| Do this |
Note each line of the listing that contains the string "name", and copy it.

——————

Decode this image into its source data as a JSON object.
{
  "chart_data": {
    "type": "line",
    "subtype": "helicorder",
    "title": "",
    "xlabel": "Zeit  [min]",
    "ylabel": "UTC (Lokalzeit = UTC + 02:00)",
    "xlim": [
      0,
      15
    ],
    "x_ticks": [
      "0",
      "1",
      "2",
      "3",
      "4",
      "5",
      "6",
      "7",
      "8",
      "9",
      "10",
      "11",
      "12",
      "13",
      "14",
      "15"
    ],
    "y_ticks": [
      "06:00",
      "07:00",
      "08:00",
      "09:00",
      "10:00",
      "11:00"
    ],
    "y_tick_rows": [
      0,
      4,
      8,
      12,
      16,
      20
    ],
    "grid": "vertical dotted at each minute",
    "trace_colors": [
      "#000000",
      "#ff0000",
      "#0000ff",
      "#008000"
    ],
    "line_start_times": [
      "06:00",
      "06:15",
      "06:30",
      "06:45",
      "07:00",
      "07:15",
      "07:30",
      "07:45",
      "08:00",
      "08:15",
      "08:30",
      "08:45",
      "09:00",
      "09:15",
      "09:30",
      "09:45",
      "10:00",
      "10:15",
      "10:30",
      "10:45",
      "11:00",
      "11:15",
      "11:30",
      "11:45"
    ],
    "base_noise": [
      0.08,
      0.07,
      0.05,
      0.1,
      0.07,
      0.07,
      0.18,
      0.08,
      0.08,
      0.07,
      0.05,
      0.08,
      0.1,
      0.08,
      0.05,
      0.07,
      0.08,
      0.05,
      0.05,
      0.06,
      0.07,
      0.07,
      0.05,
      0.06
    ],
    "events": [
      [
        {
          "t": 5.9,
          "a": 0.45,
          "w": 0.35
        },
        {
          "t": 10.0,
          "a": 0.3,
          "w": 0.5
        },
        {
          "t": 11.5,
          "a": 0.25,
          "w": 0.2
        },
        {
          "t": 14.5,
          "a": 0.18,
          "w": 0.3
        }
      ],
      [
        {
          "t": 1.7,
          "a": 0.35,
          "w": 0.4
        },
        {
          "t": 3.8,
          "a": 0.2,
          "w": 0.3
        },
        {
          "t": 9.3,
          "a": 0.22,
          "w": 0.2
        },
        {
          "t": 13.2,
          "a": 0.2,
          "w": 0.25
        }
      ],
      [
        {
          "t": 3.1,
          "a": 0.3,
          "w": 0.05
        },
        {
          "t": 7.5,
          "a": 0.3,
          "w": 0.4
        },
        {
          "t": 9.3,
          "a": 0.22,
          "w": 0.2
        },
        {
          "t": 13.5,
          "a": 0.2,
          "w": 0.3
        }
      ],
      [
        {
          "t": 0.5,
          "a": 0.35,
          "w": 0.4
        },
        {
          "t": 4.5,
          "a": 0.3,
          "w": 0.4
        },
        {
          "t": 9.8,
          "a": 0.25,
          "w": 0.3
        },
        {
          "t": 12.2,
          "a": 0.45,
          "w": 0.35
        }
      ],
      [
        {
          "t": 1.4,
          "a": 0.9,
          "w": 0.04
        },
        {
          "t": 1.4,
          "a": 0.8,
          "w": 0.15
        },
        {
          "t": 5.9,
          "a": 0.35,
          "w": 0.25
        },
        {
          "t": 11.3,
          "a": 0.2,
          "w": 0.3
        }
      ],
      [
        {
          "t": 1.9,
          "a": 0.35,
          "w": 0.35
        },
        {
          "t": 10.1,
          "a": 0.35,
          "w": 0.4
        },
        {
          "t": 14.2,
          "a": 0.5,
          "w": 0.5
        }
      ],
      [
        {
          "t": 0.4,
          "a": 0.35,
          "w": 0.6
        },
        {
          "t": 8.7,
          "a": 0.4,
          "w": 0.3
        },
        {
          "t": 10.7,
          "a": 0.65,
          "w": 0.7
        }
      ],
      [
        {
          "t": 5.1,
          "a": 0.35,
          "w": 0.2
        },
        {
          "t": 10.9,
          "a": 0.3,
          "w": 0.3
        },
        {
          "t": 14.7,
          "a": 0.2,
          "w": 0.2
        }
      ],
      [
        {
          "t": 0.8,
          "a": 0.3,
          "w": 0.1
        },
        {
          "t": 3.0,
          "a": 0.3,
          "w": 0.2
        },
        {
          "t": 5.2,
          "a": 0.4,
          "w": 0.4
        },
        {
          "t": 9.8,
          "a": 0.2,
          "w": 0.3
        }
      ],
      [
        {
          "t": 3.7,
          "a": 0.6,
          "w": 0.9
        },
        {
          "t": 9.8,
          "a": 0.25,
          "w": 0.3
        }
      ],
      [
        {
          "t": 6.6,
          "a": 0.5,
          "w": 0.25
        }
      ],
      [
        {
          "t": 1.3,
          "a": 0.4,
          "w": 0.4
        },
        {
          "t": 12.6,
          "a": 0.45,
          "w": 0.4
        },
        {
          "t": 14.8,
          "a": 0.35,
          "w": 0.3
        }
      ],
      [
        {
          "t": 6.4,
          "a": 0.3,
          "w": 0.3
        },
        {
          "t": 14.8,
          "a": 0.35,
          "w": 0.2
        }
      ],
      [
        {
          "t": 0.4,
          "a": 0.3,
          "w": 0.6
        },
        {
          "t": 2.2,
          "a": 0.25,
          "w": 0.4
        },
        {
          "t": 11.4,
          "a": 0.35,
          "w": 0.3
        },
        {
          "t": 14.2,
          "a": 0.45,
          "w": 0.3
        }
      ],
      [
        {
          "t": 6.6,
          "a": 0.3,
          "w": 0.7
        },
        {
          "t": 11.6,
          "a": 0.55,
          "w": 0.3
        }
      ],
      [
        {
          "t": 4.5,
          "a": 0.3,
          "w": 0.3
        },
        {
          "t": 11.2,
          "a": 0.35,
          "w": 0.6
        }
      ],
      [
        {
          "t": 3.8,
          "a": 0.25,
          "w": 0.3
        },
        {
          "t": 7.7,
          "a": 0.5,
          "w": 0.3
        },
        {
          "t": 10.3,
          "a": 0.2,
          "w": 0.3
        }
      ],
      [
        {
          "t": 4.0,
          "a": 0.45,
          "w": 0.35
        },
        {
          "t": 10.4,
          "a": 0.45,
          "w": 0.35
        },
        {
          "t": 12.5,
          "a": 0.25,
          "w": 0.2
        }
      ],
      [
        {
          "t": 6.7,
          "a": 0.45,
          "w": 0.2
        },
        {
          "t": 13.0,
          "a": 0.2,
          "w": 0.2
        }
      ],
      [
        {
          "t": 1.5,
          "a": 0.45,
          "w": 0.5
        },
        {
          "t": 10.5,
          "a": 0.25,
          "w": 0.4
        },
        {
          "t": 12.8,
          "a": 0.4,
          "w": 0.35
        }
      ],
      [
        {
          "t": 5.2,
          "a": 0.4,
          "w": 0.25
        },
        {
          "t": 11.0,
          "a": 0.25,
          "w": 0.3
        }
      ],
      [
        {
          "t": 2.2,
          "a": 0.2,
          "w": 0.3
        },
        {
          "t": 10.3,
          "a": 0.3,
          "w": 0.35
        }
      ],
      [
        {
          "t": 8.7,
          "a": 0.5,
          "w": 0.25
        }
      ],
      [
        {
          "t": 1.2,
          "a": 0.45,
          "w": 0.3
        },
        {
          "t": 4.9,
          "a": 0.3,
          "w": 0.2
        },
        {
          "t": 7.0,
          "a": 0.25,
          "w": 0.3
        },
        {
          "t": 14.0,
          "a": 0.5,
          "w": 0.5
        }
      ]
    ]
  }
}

——————

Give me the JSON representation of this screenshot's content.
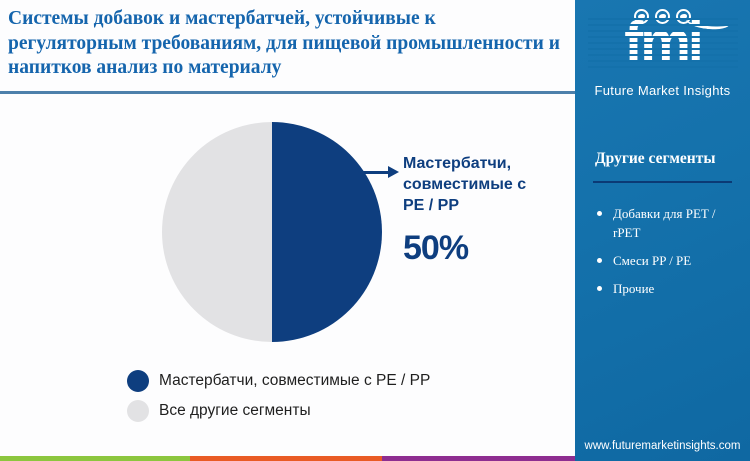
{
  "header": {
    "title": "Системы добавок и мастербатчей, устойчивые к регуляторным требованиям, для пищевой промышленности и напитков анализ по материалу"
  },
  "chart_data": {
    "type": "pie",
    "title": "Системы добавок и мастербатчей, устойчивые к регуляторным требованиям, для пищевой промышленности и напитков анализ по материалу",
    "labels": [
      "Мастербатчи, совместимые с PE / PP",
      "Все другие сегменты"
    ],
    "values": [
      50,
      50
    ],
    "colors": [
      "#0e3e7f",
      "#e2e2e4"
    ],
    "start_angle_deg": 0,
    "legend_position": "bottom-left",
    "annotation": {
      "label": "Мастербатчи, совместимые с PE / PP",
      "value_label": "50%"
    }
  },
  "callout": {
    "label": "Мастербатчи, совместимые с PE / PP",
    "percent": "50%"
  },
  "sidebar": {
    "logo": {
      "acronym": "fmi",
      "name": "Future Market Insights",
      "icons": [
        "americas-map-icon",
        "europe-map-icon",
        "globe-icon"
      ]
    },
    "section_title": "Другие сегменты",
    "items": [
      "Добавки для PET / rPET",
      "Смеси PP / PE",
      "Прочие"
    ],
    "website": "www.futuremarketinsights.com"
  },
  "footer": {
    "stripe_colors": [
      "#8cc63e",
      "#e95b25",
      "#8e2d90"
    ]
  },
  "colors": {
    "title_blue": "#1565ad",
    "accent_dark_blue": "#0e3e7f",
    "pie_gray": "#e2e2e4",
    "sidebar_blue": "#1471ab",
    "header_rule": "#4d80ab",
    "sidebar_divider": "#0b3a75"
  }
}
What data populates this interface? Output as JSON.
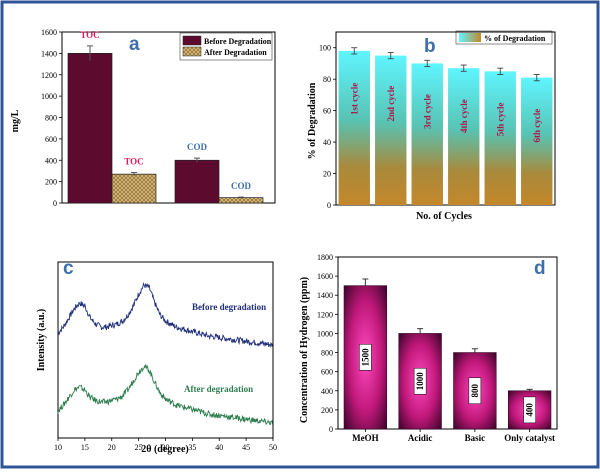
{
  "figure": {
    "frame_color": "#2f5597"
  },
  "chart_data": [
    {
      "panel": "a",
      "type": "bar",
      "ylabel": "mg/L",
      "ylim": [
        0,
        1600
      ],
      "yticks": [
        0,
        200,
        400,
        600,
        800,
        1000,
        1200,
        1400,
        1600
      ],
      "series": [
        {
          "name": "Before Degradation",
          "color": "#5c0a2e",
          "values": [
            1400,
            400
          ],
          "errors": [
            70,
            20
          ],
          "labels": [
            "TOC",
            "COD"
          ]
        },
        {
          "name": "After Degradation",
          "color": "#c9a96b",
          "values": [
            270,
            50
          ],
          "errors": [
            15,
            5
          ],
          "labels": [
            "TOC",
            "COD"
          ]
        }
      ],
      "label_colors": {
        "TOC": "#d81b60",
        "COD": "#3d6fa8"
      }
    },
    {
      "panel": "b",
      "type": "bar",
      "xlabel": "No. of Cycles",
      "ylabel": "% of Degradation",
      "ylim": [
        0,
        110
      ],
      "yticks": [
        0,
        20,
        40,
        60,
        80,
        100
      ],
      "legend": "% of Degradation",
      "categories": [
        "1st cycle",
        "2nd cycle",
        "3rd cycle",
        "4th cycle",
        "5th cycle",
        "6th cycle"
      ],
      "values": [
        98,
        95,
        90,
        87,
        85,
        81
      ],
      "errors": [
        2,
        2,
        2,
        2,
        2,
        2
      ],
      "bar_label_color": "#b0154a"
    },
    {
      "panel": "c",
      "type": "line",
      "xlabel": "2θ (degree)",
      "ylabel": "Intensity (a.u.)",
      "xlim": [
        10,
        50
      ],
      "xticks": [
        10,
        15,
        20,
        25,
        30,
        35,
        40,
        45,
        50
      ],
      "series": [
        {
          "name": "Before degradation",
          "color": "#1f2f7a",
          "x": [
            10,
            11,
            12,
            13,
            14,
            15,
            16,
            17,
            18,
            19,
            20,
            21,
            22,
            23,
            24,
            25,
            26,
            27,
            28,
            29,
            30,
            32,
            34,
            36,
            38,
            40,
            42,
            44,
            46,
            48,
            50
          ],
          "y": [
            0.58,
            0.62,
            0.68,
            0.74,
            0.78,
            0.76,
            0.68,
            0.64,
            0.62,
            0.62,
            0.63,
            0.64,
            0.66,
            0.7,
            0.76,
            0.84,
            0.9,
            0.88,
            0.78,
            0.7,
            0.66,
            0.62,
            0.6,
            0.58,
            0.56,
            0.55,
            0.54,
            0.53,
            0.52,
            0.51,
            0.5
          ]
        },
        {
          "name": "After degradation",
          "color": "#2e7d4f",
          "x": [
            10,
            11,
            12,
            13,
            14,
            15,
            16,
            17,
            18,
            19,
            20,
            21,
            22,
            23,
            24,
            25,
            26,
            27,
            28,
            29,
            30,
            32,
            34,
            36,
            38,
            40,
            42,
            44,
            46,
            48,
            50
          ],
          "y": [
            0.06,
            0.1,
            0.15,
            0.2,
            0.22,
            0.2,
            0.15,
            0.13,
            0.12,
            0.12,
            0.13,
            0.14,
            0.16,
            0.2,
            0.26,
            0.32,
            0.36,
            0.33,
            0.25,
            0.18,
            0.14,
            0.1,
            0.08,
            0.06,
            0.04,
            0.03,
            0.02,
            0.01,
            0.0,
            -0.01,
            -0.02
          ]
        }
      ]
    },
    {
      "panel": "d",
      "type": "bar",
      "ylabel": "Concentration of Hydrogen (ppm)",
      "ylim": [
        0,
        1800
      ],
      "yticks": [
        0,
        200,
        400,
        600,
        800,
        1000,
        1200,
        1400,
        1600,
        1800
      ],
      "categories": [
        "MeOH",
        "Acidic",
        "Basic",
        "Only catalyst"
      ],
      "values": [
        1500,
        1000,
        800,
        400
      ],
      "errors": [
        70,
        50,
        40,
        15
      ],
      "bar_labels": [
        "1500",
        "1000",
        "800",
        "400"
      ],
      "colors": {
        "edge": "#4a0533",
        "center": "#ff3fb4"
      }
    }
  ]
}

——————

| Expected answer |
      "name": "Future Market Insights",
          "name": "Before Degradation",
          "name": "After Degradation",
          "name": "Before degradation",
          "name": "After degradation",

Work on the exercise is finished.